- RECORDS SHOWN:

"""

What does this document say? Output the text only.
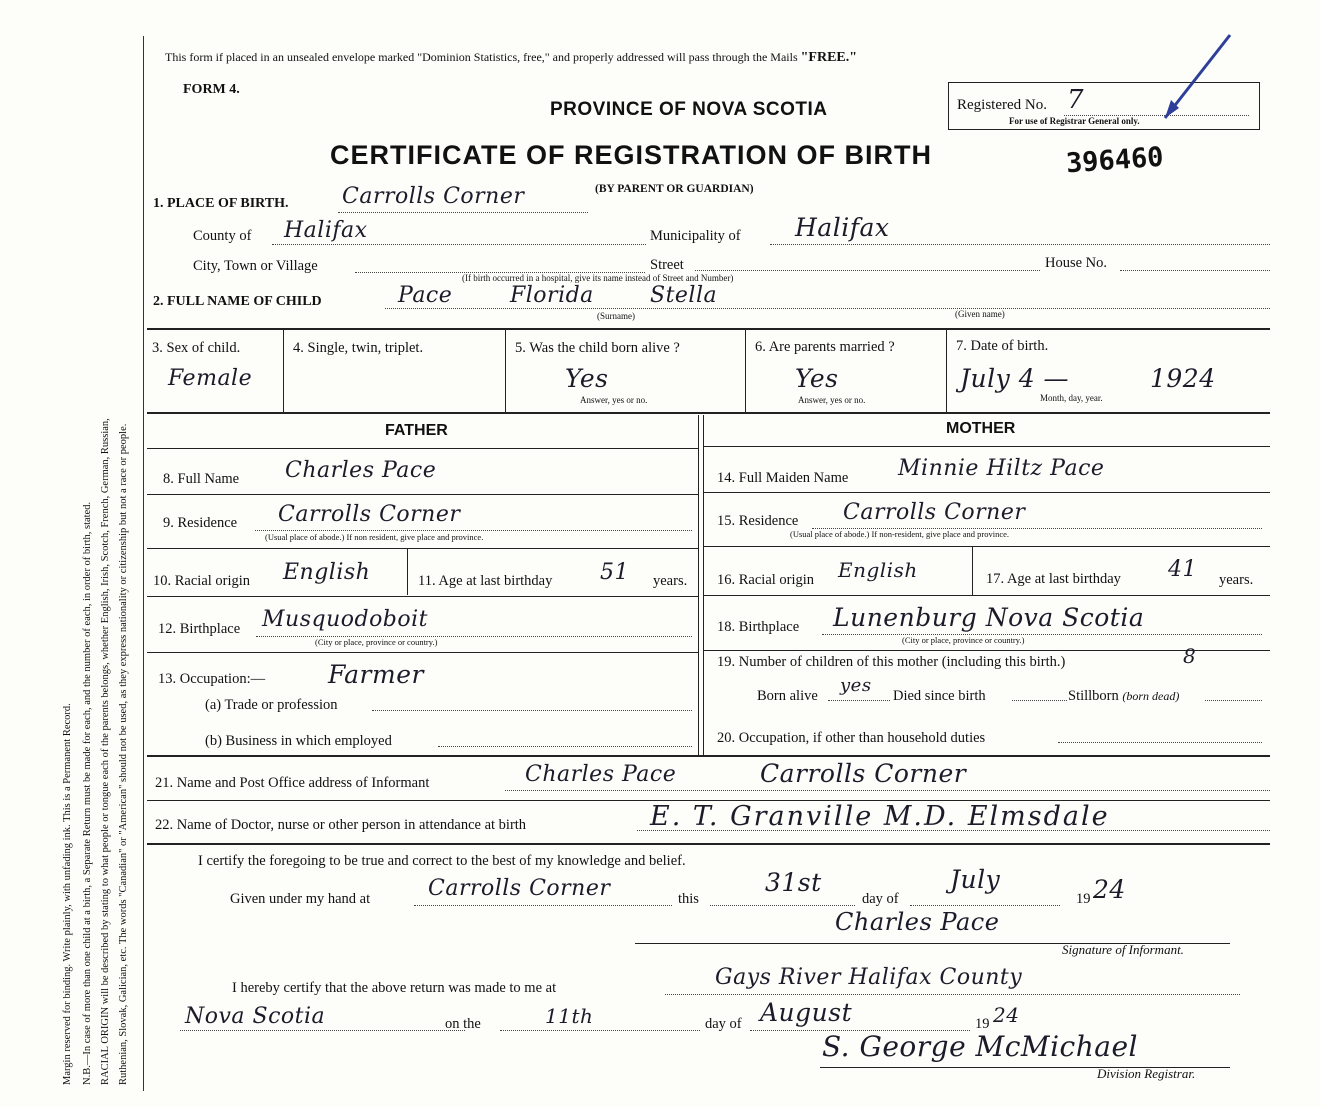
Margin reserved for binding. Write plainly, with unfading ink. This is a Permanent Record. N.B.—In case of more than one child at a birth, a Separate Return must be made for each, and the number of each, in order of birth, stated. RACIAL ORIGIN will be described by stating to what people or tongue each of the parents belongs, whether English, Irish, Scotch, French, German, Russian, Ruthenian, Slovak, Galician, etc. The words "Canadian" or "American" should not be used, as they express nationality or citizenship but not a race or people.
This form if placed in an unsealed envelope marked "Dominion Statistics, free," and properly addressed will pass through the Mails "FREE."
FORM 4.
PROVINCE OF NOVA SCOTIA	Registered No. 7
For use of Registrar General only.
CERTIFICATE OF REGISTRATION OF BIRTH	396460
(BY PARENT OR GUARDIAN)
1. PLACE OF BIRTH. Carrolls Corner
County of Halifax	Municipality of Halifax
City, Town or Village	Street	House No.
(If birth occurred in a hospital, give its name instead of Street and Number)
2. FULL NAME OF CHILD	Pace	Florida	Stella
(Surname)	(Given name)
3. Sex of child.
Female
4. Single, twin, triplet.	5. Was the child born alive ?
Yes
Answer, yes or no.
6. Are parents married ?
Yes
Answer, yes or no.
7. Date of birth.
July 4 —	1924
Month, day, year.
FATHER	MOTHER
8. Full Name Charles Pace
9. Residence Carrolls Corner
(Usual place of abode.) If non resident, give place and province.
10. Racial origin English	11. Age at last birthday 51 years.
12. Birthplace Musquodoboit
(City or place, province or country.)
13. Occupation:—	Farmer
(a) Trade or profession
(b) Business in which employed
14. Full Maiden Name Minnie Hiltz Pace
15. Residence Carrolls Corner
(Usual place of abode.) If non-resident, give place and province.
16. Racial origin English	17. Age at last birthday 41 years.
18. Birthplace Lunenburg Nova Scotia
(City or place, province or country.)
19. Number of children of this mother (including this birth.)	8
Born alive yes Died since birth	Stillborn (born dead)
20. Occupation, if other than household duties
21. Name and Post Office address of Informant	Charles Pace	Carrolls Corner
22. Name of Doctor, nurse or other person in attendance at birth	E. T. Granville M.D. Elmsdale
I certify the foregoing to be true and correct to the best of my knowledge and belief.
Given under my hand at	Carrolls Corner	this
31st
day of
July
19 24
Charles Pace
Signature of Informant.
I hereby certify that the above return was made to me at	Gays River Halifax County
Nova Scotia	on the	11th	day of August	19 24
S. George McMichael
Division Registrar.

"""

- TASK TO COMPLETE:
Report how many lines in the data include the word "Street", and give nothing but the count.

- OUTPUT OF THE EXERCISE:
2